[BEGIN Rows]

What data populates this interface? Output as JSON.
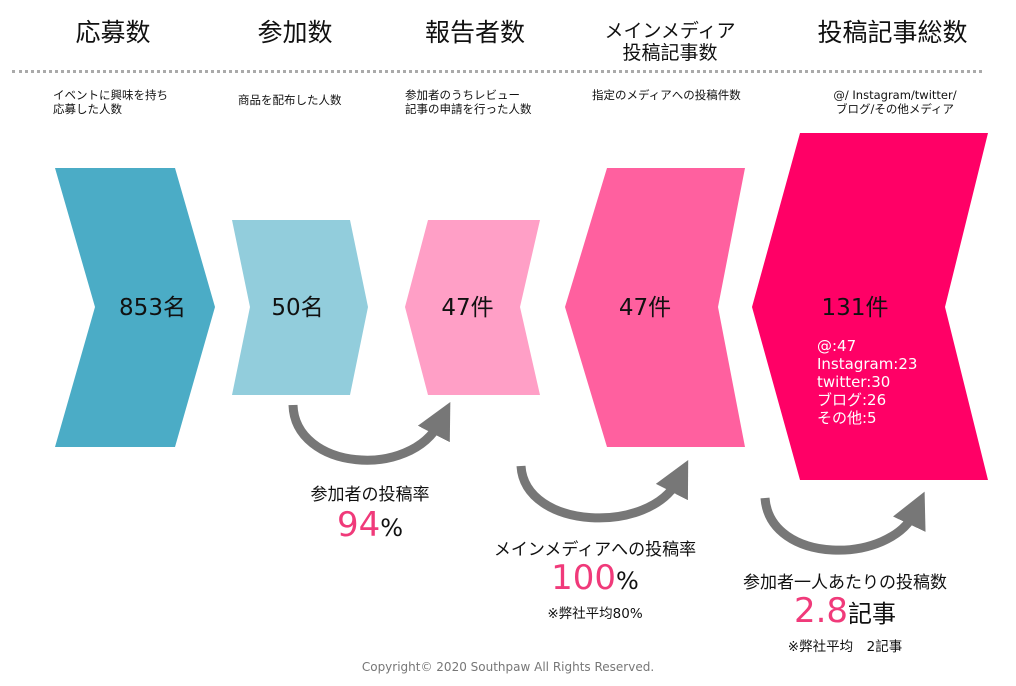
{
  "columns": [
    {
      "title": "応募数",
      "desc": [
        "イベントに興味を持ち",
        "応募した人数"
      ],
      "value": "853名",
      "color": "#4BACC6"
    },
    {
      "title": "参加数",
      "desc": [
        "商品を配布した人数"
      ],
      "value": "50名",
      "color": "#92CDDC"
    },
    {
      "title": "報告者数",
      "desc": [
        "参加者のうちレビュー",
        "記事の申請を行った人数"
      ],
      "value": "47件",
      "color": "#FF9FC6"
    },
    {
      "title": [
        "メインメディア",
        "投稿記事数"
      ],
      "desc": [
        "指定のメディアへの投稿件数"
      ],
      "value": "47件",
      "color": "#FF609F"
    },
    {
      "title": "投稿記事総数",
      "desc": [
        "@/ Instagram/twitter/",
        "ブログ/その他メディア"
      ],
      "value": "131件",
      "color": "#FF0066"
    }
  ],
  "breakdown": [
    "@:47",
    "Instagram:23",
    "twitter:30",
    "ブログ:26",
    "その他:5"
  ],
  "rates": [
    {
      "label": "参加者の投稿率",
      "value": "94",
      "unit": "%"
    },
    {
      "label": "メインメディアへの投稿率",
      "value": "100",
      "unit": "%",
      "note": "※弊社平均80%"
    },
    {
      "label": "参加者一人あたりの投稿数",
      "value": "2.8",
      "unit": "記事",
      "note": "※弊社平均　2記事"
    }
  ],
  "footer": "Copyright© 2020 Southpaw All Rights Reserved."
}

[END Rows]
[BEGIN Rows]

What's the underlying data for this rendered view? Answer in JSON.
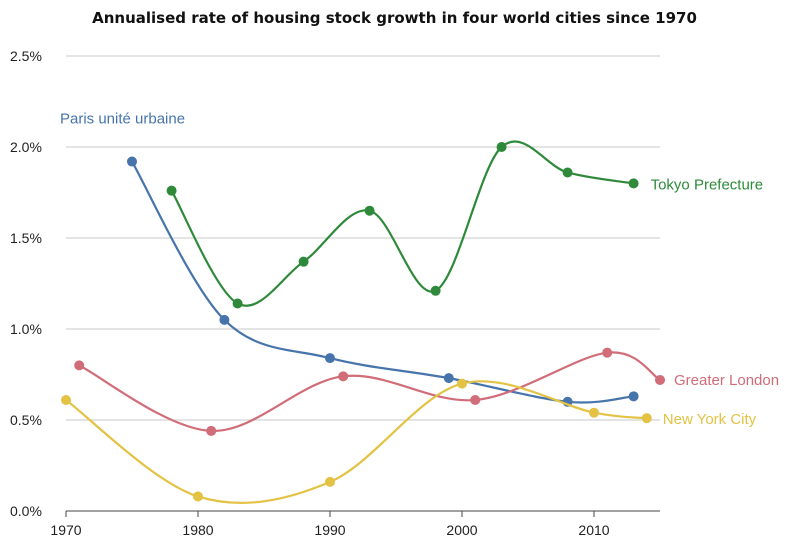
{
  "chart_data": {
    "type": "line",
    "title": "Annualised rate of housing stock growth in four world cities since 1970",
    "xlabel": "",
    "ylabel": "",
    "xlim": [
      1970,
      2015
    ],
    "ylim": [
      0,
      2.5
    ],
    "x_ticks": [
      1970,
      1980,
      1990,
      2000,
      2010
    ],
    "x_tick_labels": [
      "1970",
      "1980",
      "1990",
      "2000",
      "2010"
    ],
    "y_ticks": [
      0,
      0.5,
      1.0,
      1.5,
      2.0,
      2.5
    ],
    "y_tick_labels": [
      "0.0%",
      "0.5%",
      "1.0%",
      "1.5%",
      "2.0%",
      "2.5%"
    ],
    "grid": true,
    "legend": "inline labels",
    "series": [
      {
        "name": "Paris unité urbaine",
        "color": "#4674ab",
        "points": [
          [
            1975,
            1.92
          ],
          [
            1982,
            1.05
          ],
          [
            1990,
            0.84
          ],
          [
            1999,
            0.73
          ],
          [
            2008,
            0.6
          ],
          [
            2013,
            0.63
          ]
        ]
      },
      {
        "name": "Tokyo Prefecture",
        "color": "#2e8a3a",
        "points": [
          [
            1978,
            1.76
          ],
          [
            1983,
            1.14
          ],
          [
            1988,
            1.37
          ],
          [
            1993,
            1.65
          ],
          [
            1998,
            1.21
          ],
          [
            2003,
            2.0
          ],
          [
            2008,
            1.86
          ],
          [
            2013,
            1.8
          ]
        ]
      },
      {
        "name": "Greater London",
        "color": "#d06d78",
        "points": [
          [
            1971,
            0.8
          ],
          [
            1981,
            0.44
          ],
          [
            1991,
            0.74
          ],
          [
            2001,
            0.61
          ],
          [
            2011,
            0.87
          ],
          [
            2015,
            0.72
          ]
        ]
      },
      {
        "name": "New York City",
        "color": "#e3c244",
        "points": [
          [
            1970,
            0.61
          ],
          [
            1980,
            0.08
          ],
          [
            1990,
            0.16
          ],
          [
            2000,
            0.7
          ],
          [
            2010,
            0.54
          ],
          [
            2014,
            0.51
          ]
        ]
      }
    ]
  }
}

[END Rows]

From the data above, copy out every line with the string "this" in it.

What data populates this interface? Output as JSON.
What's the underlying data for this rendered view? Answer in JSON.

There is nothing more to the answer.